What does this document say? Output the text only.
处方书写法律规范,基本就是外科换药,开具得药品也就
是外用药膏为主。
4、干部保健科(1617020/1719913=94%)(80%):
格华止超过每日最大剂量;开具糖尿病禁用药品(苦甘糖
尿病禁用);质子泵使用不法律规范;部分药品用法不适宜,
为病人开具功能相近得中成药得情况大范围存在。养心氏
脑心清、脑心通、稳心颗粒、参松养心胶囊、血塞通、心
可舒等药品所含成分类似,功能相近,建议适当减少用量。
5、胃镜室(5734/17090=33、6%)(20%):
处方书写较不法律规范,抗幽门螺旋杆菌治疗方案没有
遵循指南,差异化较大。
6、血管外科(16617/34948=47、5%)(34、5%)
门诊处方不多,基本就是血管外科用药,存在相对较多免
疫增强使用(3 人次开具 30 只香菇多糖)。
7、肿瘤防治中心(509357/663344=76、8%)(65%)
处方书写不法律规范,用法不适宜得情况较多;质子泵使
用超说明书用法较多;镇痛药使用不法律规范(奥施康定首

......

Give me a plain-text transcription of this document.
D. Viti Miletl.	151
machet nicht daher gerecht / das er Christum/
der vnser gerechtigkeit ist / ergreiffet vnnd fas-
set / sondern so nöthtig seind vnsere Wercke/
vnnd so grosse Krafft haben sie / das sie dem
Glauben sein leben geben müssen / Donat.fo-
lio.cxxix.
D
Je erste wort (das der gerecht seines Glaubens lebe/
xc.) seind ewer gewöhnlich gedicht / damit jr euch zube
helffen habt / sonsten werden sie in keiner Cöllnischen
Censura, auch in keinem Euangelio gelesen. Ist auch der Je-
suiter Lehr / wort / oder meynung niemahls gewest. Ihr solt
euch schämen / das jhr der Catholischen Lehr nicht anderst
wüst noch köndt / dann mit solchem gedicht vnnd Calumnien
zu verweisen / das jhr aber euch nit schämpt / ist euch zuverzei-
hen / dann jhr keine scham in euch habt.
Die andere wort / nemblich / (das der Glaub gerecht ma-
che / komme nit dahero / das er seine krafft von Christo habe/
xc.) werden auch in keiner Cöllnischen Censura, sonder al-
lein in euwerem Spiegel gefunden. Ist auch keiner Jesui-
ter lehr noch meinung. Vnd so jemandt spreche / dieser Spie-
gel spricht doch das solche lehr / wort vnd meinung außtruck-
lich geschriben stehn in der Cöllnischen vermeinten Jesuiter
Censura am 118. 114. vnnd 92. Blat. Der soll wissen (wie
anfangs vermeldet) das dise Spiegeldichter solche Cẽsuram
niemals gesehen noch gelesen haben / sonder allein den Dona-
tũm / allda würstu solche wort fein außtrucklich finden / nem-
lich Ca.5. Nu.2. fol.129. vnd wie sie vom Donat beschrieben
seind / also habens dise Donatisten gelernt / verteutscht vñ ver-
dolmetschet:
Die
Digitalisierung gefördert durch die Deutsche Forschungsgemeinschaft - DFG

......

INSTRUCTION →
Read through the entries and copy each line in which "Censura" appears.

SOLUTION →
Censura, auch in keinem Euangelio gelesen. Ist auch der Je-
xc.) werden auch in keiner Cöllnischen Censura, sonder al-
Censura am 118. 114. vnnd 92. Blat. Der soll wissen (wie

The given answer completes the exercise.